**Exercise objective**
Please copy exactly the lines that begin with the one containing "Transcribe the text in this document." and end with the last line of the entries.

=== Dataset excerpts ===

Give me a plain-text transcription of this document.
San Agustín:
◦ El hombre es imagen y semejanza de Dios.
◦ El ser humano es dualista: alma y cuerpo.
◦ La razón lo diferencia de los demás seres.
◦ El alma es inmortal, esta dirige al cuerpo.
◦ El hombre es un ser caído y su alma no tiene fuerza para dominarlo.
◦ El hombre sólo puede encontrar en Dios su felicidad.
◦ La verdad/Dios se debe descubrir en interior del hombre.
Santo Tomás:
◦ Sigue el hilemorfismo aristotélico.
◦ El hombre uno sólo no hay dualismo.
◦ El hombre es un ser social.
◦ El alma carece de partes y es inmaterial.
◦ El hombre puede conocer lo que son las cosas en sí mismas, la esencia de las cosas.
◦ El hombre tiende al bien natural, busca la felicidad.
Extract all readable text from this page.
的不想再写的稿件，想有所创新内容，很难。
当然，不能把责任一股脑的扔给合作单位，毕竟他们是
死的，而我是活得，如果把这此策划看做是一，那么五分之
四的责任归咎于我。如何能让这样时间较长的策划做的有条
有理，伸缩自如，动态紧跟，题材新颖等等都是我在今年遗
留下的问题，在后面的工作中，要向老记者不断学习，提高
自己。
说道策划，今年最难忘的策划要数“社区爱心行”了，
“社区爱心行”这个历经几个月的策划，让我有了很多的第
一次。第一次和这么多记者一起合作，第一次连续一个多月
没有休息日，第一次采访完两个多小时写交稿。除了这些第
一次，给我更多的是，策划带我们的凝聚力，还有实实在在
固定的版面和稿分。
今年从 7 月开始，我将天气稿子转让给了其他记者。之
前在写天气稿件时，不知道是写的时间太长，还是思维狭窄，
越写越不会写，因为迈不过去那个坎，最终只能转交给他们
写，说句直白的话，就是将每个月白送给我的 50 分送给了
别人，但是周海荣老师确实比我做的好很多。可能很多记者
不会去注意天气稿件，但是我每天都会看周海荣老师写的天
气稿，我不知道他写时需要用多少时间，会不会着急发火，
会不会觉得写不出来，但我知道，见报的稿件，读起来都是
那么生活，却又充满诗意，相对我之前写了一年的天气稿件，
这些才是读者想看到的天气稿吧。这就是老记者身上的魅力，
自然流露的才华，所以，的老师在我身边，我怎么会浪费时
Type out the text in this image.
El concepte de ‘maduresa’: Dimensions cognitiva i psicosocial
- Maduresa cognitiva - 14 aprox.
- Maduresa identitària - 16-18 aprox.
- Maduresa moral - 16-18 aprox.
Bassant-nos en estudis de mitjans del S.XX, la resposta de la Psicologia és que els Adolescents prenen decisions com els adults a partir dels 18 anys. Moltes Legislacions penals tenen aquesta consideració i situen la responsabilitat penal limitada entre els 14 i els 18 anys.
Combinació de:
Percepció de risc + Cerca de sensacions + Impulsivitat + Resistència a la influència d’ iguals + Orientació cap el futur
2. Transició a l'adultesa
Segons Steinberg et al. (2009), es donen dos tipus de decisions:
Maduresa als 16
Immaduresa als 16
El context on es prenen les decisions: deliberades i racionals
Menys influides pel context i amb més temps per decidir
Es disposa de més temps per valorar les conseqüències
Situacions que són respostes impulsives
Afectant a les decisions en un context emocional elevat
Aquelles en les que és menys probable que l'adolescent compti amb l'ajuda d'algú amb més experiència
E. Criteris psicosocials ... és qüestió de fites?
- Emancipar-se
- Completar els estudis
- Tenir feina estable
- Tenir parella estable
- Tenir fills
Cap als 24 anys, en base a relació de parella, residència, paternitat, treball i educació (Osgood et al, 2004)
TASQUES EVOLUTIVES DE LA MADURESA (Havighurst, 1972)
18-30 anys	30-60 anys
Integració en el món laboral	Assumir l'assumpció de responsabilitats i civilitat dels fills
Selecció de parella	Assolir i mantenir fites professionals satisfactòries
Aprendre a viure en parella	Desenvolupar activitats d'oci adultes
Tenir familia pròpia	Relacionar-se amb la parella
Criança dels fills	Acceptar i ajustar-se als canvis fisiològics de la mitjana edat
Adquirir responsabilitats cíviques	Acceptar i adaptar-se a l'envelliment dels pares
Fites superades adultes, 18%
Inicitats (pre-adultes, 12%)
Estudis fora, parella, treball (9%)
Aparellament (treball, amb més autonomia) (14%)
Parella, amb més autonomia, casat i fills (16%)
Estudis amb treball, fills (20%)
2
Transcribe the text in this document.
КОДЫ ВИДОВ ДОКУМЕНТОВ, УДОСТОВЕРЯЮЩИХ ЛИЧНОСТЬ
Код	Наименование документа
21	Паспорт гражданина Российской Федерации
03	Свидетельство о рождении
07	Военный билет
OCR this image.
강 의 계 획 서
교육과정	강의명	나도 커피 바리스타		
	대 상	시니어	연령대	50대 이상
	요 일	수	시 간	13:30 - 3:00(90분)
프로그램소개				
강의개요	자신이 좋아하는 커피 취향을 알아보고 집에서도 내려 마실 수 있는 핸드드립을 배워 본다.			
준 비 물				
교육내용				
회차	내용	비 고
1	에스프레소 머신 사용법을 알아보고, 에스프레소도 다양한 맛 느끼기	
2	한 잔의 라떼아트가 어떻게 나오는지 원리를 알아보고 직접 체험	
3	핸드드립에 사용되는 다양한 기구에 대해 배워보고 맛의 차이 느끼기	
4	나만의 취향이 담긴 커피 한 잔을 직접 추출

===

**Solution for this exercise**
Transcribe the text in this document.
КОДЫ ВИДОВ ДОКУМЕНТОВ, УДОСТОВЕРЯЮЩИХ ЛИЧНОСТЬ
Код	Наименование документа
21	Паспорт гражданина Российской Федерации
03	Свидетельство о рождении
07	Военный билет
OCR this image.
강 의 계 획 서
교육과정	강의명	나도 커피 바리스타		
	대 상	시니어	연령대	50대 이상
	요 일	수	시 간	13:30 - 3:00(90분)
프로그램소개				
강의개요	자신이 좋아하는 커피 취향을 알아보고 집에서도 내려 마실 수 있는 핸드드립을 배워 본다.			
준 비 물				
교육내용				
회차	내용	비 고
1	에스프레소 머신 사용법을 알아보고, 에스프레소도 다양한 맛 느끼기	
2	한 잔의 라떼아트가 어떻게 나오는지 원리를 알아보고 직접 체험	
3	핸드드립에 사용되는 다양한 기구에 대해 배워보고 맛의 차이 느끼기	
4	나만의 취향이 담긴 커피 한 잔을 직접 추출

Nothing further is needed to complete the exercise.